Aim of the task: In the records below, find each line with the word "document" and copy it.

Records supplied:

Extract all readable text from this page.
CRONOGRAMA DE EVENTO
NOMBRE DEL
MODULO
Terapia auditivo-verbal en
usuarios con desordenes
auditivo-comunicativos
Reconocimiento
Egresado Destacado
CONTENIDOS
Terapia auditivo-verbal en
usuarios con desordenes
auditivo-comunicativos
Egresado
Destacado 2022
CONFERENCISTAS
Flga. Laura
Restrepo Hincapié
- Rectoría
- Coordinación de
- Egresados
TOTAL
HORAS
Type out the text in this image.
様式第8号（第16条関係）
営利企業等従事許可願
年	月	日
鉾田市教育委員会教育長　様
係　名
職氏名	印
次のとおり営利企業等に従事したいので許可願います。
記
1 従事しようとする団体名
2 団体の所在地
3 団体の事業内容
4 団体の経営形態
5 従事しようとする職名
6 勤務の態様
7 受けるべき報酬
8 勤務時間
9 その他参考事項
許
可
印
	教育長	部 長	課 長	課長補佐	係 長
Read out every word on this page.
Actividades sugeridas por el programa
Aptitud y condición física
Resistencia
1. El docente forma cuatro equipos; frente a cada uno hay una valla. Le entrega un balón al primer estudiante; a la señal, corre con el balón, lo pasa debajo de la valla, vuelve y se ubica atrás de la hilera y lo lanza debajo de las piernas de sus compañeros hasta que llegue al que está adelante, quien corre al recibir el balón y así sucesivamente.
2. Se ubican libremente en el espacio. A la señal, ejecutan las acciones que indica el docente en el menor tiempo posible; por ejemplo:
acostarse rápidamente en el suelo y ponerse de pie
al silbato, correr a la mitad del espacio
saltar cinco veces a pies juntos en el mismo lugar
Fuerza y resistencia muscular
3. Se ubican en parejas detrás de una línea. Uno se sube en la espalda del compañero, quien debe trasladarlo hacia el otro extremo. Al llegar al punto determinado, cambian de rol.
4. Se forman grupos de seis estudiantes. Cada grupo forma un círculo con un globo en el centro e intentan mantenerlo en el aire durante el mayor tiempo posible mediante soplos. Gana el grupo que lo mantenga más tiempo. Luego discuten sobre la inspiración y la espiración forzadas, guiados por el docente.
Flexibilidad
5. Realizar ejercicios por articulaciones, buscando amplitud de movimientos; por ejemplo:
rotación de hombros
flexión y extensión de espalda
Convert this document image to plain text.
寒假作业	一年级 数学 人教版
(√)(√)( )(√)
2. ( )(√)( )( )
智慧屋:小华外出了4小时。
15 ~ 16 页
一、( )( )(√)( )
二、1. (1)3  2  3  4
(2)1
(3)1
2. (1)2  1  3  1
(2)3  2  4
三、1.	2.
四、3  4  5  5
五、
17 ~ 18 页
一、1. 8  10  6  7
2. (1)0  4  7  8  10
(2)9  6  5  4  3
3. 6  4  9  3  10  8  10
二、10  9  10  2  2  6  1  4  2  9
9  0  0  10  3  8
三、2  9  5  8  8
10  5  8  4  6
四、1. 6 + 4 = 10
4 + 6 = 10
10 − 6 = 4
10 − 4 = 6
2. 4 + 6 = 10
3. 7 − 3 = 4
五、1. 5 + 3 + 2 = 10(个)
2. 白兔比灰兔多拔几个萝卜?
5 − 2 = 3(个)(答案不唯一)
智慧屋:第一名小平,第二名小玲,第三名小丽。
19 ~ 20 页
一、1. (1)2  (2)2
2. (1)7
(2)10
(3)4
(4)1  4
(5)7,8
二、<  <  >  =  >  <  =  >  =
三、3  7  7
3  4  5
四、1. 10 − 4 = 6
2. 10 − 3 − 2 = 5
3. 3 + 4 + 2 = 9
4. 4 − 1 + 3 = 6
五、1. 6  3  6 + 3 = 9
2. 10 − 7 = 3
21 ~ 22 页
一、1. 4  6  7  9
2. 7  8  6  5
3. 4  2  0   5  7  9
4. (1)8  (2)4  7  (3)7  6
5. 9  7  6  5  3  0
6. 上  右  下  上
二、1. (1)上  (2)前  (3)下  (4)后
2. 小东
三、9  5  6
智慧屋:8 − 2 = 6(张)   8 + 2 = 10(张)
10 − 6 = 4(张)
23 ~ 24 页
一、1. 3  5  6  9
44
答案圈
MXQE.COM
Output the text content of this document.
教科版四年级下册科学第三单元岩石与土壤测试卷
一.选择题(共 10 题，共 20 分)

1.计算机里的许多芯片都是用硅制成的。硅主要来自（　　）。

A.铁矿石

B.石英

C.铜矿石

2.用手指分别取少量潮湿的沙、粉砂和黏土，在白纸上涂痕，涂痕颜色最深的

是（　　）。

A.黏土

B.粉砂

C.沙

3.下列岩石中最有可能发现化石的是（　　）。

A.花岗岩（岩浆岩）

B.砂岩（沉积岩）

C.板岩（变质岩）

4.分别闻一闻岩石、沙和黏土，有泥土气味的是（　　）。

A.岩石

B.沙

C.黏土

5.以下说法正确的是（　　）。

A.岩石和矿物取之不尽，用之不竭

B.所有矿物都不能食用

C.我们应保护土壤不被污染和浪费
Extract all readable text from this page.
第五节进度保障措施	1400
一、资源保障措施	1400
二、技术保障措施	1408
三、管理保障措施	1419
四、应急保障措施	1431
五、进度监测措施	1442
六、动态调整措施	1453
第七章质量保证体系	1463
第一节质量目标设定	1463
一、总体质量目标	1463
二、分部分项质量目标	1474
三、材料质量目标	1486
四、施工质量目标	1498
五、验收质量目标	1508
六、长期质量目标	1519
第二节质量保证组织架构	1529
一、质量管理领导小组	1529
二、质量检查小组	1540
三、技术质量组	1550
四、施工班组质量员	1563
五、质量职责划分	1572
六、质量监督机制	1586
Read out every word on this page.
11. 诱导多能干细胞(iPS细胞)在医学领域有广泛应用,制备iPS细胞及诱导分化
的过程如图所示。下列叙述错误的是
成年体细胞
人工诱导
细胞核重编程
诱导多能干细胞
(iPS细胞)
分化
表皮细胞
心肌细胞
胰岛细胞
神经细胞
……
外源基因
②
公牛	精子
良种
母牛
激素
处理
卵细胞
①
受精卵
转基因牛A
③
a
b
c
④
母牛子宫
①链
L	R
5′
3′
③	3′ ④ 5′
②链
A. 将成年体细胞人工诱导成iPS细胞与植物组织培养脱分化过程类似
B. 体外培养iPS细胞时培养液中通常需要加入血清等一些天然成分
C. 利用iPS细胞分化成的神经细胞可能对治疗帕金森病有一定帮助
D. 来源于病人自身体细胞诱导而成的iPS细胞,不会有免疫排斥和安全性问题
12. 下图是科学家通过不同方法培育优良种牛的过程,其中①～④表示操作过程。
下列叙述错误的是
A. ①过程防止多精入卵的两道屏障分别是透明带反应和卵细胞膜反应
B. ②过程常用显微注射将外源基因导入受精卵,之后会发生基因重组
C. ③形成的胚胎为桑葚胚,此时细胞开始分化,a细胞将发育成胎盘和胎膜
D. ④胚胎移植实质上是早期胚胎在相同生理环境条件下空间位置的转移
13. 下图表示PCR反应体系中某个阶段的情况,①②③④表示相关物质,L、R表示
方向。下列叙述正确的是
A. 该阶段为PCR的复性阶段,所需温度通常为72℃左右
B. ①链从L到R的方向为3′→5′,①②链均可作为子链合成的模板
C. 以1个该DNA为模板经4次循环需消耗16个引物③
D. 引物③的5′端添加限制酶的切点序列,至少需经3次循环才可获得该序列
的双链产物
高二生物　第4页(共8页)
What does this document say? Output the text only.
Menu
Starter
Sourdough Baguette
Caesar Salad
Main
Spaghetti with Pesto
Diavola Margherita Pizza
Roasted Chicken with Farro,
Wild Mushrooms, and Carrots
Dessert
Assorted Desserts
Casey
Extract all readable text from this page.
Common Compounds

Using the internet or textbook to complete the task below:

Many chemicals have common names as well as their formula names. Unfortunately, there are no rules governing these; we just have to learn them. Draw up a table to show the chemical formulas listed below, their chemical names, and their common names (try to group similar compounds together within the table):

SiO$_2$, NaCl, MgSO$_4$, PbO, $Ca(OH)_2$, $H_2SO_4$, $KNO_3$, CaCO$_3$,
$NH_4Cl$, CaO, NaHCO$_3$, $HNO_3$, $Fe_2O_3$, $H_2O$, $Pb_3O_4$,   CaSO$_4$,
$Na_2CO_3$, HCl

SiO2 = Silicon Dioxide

Exercise response:
Convert this document image to plain text.
Output the text content of this document.
What does this document say? Output the text only.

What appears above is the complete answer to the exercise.